_TASK GOAL_. Scan the material below for the string "JSON", and copy every line where it shows up.

BEGIN PROVIDED DATA

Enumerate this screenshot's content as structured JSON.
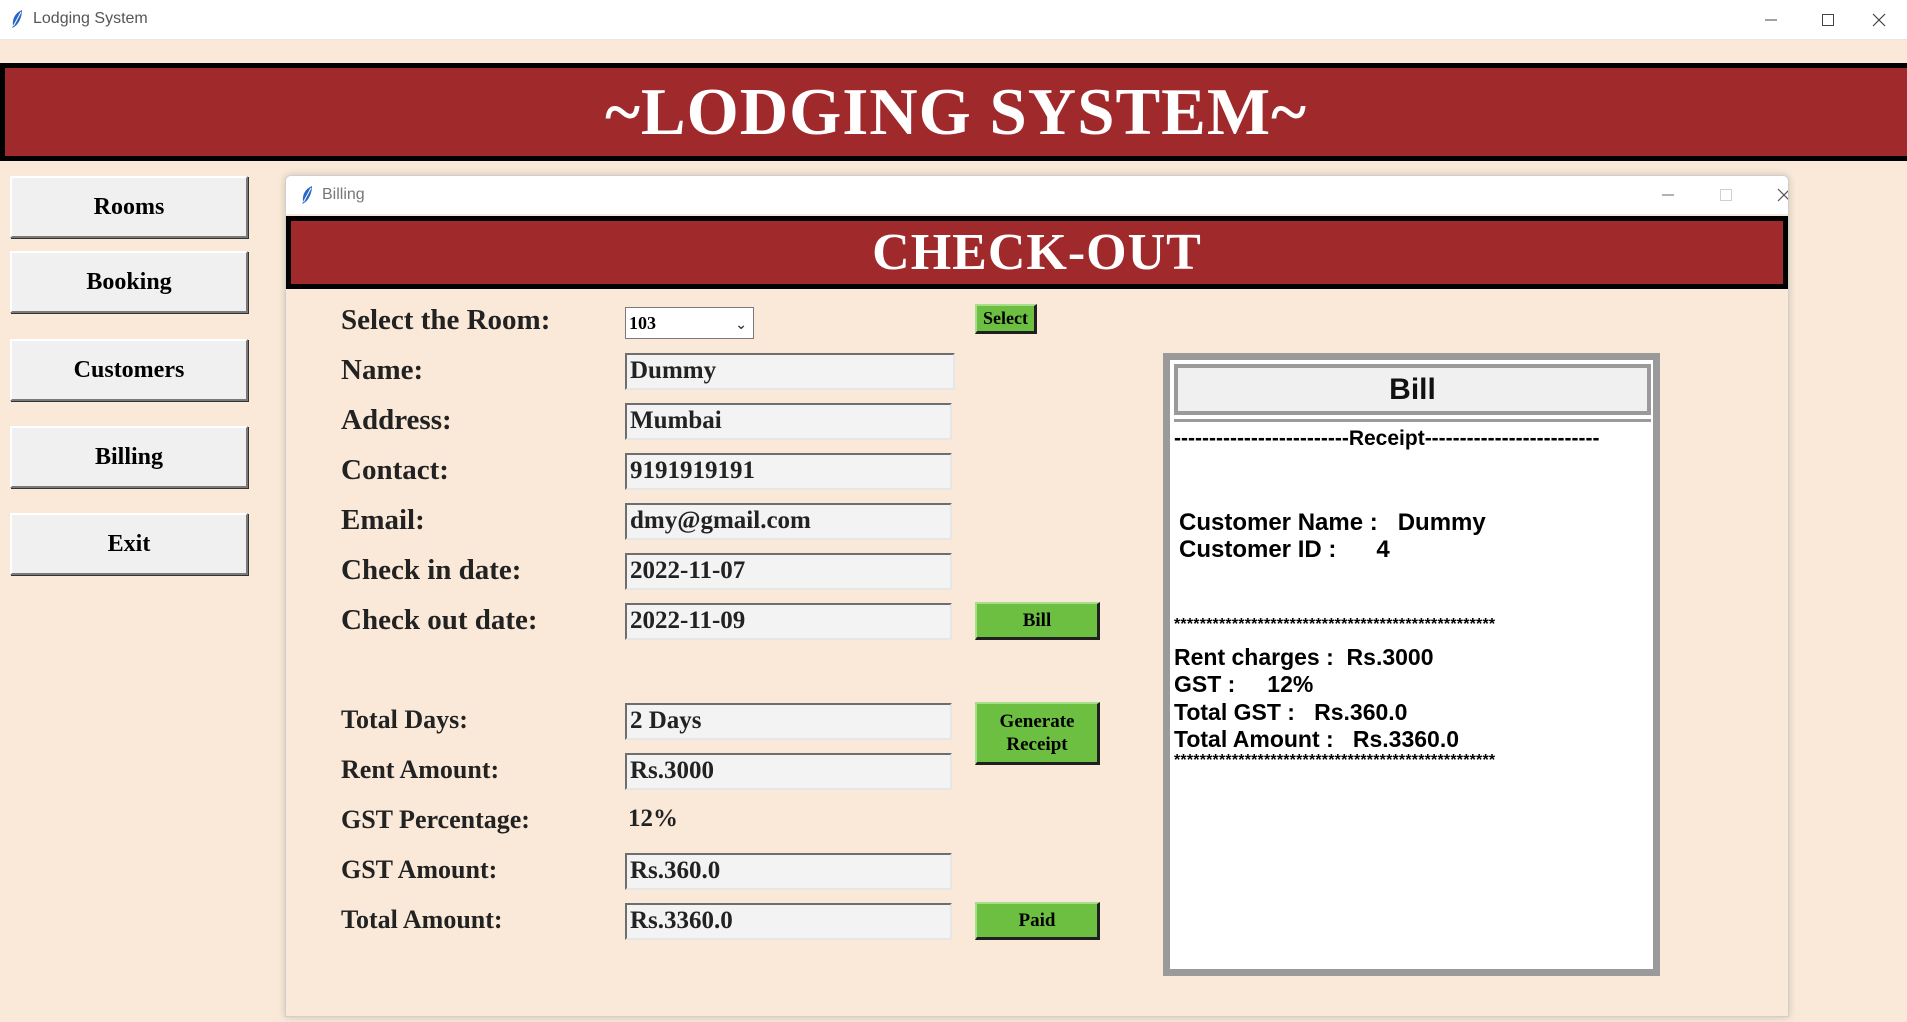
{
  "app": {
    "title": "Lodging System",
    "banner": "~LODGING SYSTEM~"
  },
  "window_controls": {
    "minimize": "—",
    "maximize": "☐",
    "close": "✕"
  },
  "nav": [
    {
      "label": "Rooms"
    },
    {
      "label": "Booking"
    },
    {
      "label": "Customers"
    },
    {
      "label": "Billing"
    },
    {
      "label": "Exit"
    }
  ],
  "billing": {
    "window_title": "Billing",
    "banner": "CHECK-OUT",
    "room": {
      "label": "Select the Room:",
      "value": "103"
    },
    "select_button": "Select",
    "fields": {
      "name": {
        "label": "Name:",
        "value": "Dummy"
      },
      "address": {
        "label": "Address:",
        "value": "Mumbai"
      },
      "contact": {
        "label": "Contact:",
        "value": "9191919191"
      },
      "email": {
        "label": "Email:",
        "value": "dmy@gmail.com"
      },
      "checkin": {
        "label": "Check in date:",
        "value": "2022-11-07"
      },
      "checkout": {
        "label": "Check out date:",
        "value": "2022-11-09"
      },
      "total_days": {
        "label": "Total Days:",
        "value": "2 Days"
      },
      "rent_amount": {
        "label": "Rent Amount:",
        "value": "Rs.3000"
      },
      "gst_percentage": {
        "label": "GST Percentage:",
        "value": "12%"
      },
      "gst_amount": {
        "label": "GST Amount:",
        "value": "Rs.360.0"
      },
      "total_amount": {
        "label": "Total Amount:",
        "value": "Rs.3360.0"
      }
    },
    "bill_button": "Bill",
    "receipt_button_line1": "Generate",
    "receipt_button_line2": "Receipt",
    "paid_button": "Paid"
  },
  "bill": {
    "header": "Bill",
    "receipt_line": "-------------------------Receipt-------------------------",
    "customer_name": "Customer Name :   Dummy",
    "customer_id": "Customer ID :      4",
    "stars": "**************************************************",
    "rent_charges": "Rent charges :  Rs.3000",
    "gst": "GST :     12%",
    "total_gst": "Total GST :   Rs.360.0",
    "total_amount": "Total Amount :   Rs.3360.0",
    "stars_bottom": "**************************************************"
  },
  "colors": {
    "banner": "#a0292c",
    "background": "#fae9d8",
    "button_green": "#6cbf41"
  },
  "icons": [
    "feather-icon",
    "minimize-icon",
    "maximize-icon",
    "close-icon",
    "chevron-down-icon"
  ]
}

END PROVIDED DATA
BEGIN PROVIDED DATA

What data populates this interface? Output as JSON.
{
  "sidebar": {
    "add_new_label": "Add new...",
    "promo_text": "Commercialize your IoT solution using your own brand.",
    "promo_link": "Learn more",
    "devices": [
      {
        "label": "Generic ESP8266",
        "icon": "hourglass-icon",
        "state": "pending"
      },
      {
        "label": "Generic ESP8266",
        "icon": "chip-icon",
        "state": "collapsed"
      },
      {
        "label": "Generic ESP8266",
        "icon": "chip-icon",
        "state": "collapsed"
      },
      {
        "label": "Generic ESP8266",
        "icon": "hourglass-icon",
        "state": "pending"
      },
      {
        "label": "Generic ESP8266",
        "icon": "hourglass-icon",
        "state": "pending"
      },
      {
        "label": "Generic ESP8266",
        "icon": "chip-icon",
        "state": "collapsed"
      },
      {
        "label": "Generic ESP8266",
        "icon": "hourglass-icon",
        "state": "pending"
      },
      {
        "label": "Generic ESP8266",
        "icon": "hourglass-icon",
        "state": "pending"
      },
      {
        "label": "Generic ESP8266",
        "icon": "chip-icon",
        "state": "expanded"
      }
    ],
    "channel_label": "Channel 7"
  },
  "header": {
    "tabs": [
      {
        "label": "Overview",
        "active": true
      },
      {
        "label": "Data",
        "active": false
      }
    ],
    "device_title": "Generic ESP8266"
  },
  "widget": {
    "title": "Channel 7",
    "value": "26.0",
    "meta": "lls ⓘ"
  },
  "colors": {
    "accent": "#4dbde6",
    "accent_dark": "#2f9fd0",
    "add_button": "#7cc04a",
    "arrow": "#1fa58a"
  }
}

END PROVIDED DATA
BEGIN PROVIDED DATA

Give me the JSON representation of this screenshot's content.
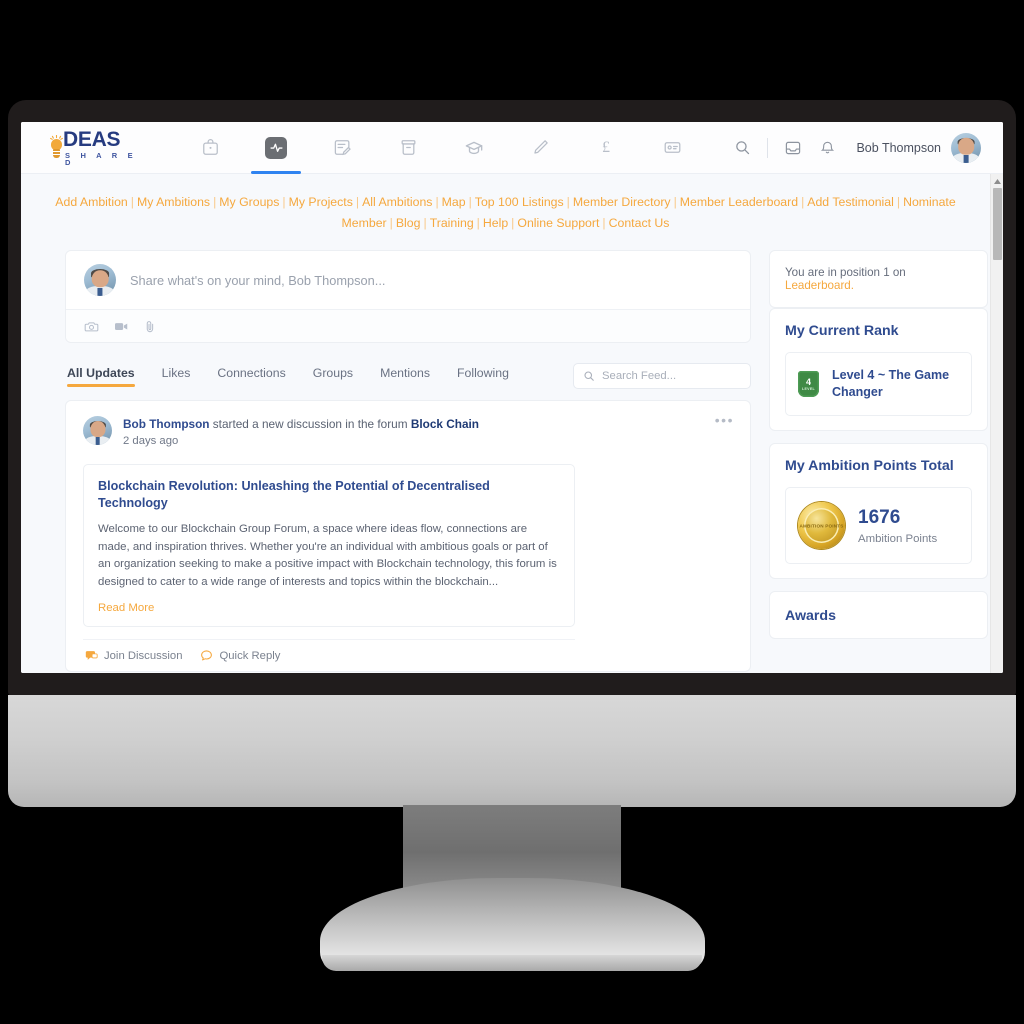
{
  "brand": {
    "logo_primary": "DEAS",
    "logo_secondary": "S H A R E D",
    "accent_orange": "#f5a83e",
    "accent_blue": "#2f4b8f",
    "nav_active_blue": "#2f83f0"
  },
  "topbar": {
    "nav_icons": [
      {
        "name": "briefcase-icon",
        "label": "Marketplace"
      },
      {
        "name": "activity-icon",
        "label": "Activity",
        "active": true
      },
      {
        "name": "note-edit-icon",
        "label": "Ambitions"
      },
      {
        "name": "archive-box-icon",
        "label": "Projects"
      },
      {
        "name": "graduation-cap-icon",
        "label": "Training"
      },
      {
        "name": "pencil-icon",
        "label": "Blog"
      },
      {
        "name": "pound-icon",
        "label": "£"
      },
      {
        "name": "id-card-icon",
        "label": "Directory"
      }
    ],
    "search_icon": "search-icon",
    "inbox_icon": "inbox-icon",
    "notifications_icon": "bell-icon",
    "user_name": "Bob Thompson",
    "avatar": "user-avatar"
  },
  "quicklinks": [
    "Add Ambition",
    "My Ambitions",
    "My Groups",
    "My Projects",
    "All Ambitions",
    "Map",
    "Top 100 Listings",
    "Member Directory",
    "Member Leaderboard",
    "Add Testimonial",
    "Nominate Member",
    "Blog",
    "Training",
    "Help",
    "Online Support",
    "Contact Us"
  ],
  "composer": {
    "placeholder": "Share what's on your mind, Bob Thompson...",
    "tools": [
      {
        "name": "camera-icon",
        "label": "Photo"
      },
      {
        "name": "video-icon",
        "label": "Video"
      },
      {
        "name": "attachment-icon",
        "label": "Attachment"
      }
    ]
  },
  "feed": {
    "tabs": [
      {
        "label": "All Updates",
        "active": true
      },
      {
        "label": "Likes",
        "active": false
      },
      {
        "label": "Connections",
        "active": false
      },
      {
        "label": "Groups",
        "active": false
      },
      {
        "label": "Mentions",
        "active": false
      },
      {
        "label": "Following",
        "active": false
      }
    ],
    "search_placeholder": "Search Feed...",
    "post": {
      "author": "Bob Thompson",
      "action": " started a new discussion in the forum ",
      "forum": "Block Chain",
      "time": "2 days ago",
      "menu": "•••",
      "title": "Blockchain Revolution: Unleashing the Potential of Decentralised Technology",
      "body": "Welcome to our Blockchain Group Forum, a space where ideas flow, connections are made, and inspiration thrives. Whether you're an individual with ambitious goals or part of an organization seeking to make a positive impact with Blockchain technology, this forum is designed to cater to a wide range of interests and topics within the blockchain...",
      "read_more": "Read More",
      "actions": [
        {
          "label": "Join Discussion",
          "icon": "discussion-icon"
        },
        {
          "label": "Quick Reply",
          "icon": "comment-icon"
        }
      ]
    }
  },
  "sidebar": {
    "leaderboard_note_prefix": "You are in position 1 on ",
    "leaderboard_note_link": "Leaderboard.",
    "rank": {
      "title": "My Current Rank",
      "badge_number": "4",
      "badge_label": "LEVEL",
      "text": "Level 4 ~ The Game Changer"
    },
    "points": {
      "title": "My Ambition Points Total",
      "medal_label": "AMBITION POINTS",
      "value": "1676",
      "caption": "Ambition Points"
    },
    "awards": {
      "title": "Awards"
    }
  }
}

END PROVIDED DATA

_SOLVED EXERCISE_.
Enumerate this screenshot's content as structured JSON.
What data populates this interface? Output as JSON.
Give me the JSON representation of this screenshot's content.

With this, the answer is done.